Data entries
** BEGIN **
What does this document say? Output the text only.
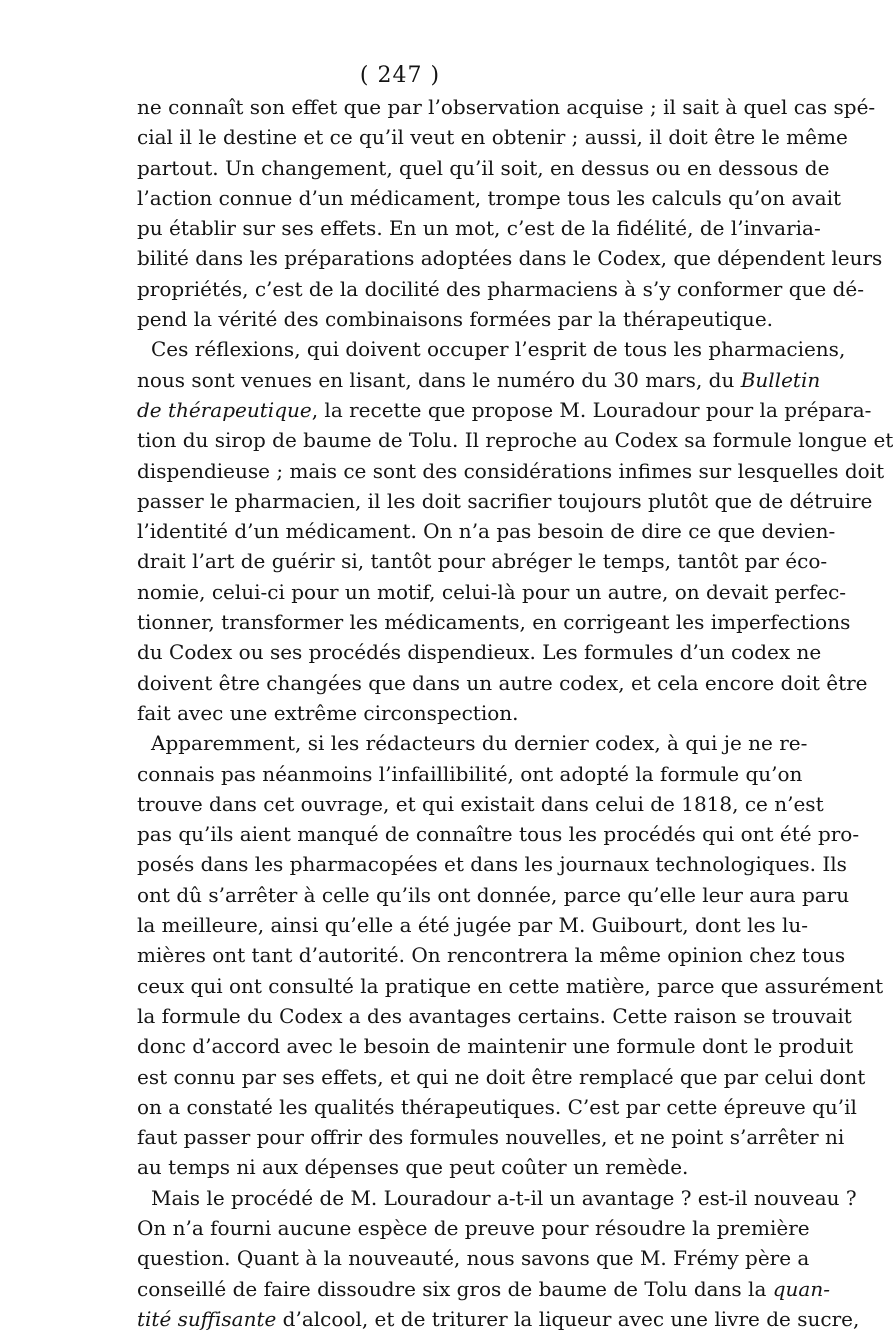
( 247 )
ne connaît son effet que par l’observation acquise ; il sait à quel cas spé-
cial il le destine et ce qu’il veut en obtenir ; aussi, il doit être le même
partout. Un changement, quel qu’il soit, en dessus ou en dessous de
l’action connue d’un médicament, trompe tous les calculs qu’on avait
pu établir sur ses effets. En un mot, c’est de la fidélité, de l’invaria-
bilité dans les préparations adoptées dans le Codex, que dépendent leurs
propriétés, c’est de la docilité des pharmaciens à s’y conformer que dé-
pend la vérité des combinaisons formées par la thérapeutique.
Ces réflexions, qui doivent occuper l’esprit de tous les pharmaciens,
nous sont venues en lisant, dans le numéro du 30 mars, du Bulletin
de thérapeutique, la recette que propose M. Louradour pour la prépara-
tion du sirop de baume de Tolu. Il reproche au Codex sa formule longue et
dispendieuse ; mais ce sont des considérations infimes sur lesquelles doit
passer le pharmacien, il les doit sacrifier toujours plutôt que de détruire
l’identité d’un médicament. On n’a pas besoin de dire ce que devien-
drait l’art de guérir si, tantôt pour abréger le temps, tantôt par éco-
nomie, celui-ci pour un motif, celui-là pour un autre, on devait perfec-
tionner, transformer les médicaments, en corrigeant les imperfections
du Codex ou ses procédés dispendieux. Les formules d’un codex ne
doivent être changées que dans un autre codex, et cela encore doit être
fait avec une extrême circonspection.
Apparemment, si les rédacteurs du dernier codex, à qui je ne re-
connais pas néanmoins l’infaillibilité, ont adopté la formule qu’on
trouve dans cet ouvrage, et qui existait dans celui de 1818, ce n’est
pas qu’ils aient manqué de connaître tous les procédés qui ont été pro-
posés dans les pharmacopées et dans les journaux technologiques. Ils
ont dû s’arrêter à celle qu’ils ont donnée, parce qu’elle leur aura paru
la meilleure, ainsi qu’elle a été jugée par M. Guibourt, dont les lu-
mières ont tant d’autorité. On rencontrera la même opinion chez tous
ceux qui ont consulté la pratique en cette matière, parce que assurément
la formule du Codex a des avantages certains. Cette raison se trouvait
donc d’accord avec le besoin de maintenir une formule dont le produit
est connu par ses effets, et qui ne doit être remplacé que par celui dont
on a constaté les qualités thérapeutiques. C’est par cette épreuve qu’il
faut passer pour offrir des formules nouvelles, et ne point s’arrêter ni
au temps ni aux dépenses que peut coûter un remède.
Mais le procédé de M. Louradour a-t-il un avantage ? est-il nouveau ?
On n’a fourni aucune espèce de preuve pour résoudre la première
question. Quant à la nouveauté, nous savons que M. Frémy père a
conseillé de faire dissoudre six gros de baume de Tolu dans la quan-
tité suffisante d’alcool, et de triturer la liqueur avec une livre de sucre,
** END **
Check each line of the records above for "être", and copy those that have it.

▸ The completed task:
cial il le destine et ce qu’il veut en obtenir ; aussi, il doit être le même
doivent être changées que dans un autre codex, et cela encore doit être
est connu par ses effets, et qui ne doit être remplacé que par celui dont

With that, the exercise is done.